• _EXERCISE MATERIALS_:
-------------------------

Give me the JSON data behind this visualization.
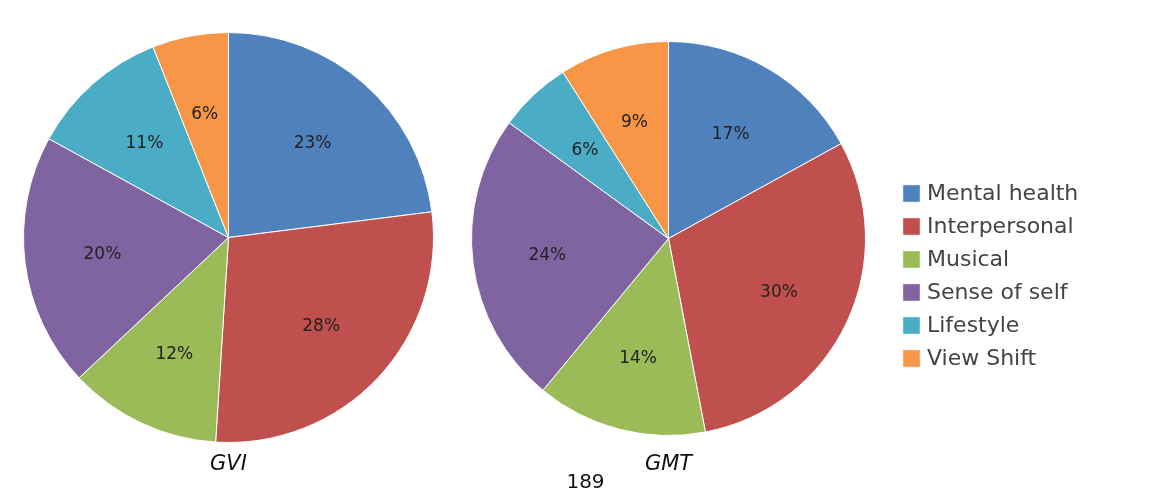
{
  "chart_data": [
    {
      "type": "pie",
      "title": "GVI",
      "categories": [
        null,
        null,
        null,
        null,
        null,
        null
      ],
      "values": [
        23,
        28,
        12,
        20,
        11,
        6
      ],
      "colors": [
        "#4f81bd",
        "#c0504d",
        "#9bbb59",
        "#8064a2",
        "#4bacc6",
        "#f79646"
      ],
      "value_labels": [
        "23%",
        "28%",
        "12%",
        "20%",
        "11%",
        "6%"
      ],
      "legend": false
    },
    {
      "type": "pie",
      "title": "GMT",
      "categories": [
        "Mental health",
        "Interpersonal",
        "Musical",
        "Sense of self",
        "Lifestyle",
        "View Shift"
      ],
      "values": [
        17,
        30,
        14,
        24,
        6,
        9
      ],
      "colors": [
        "#4f81bd",
        "#c0504d",
        "#9bbb59",
        "#8064a2",
        "#4bacc6",
        "#f79646"
      ],
      "value_labels": [
        "17%",
        "30%",
        "14%",
        "24%",
        "6%",
        "9%"
      ],
      "legend": "right",
      "annotations": [
        "189"
      ]
    }
  ]
}
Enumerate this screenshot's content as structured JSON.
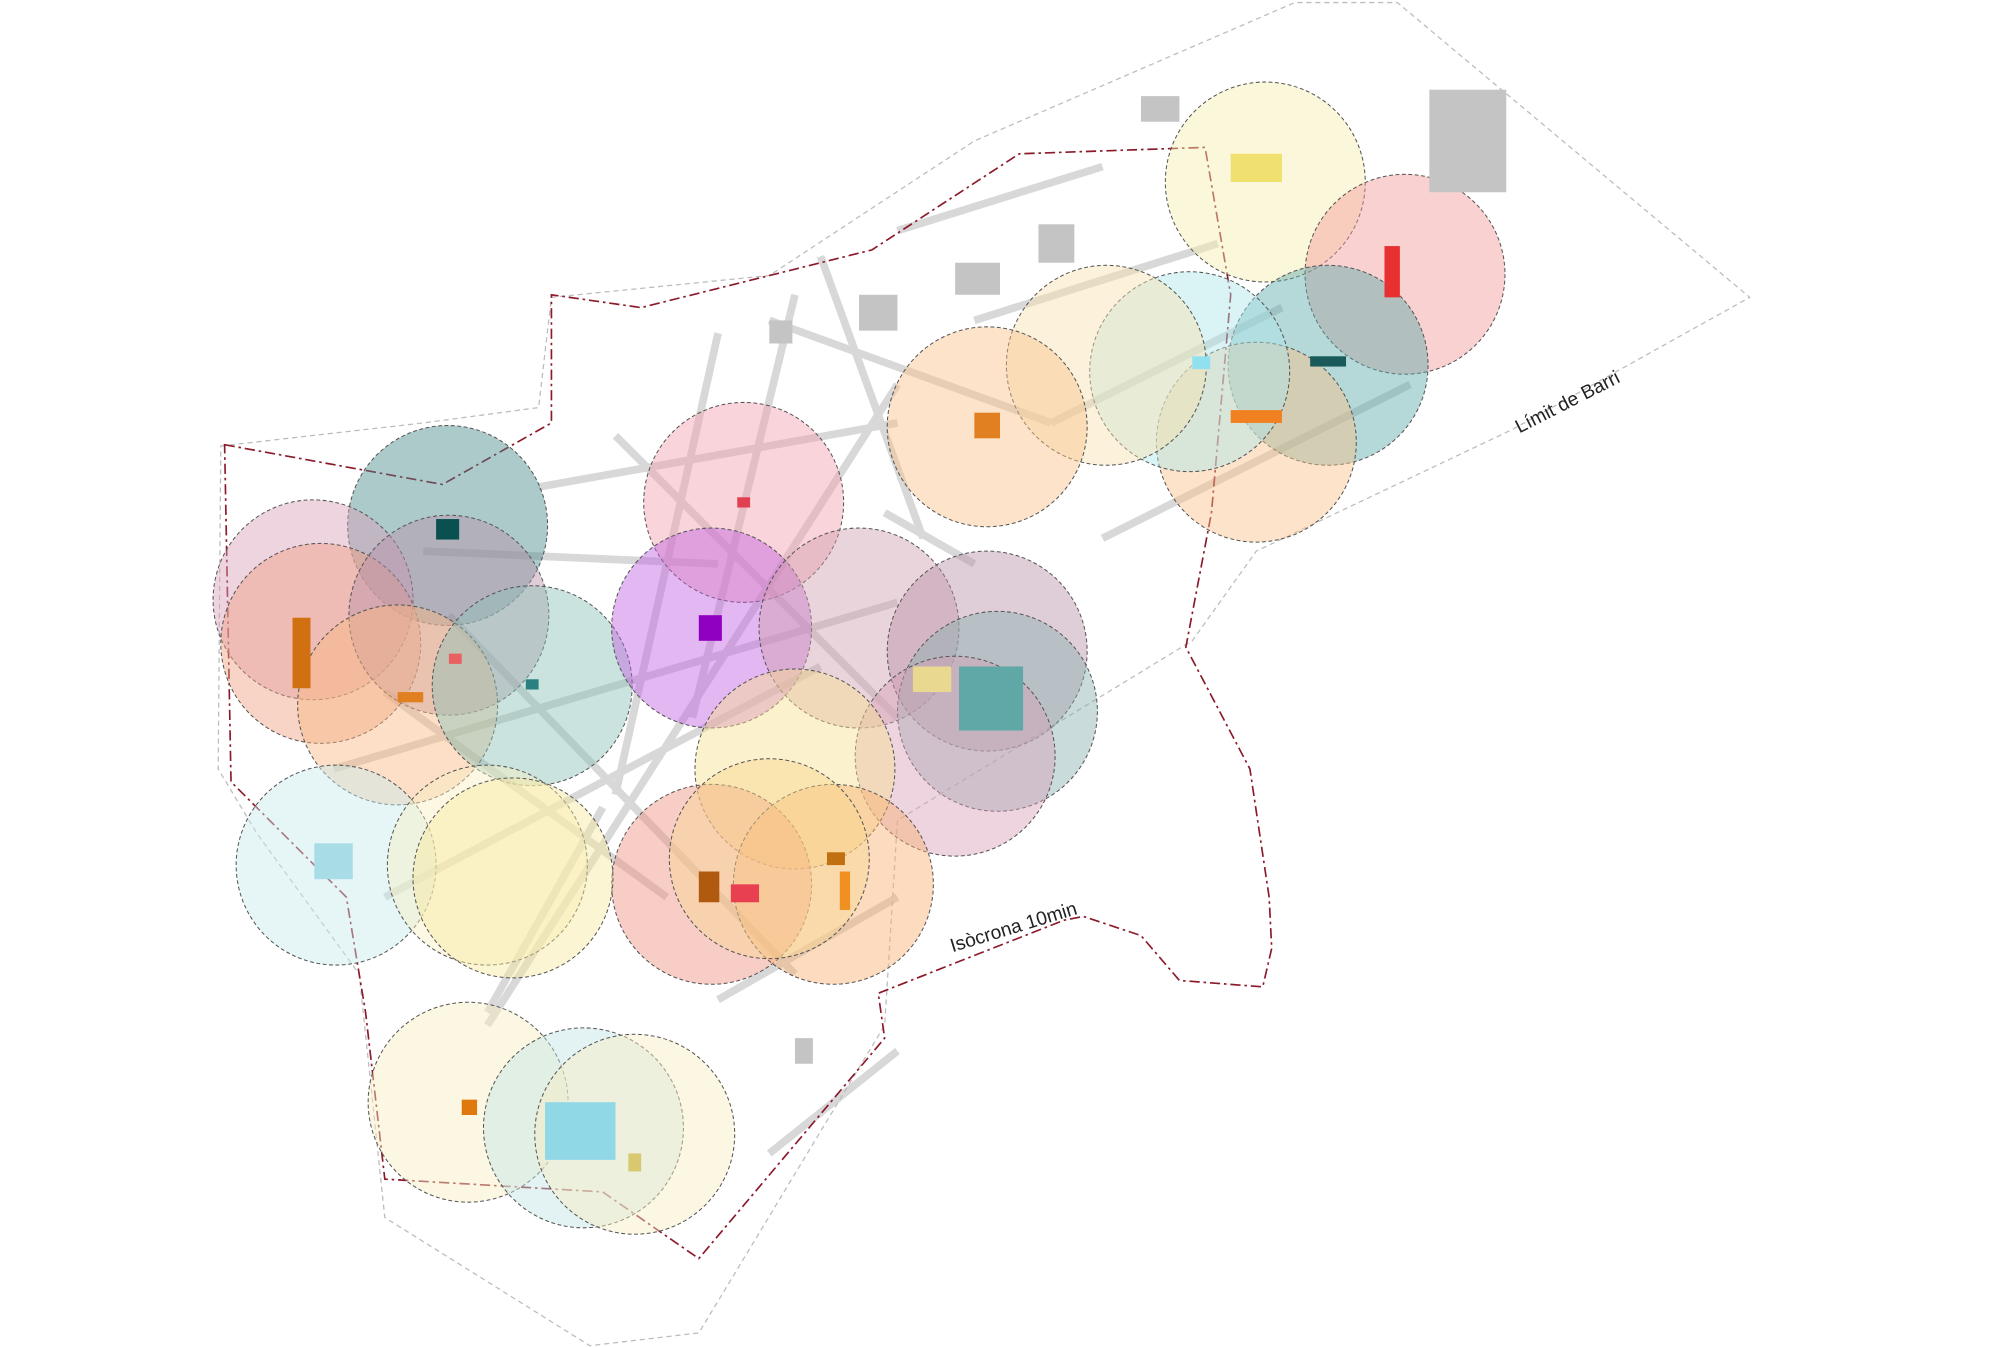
{
  "labels": {
    "district_limit": "Límit de Barri",
    "isochrone": "Isòcrona 10min"
  }
}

-------------------------

Check every line of the data above for the string "this", and copy those that have it.

Give me the JSON data behind this visualization.
Enumerate this screenshot's content as structured JSON.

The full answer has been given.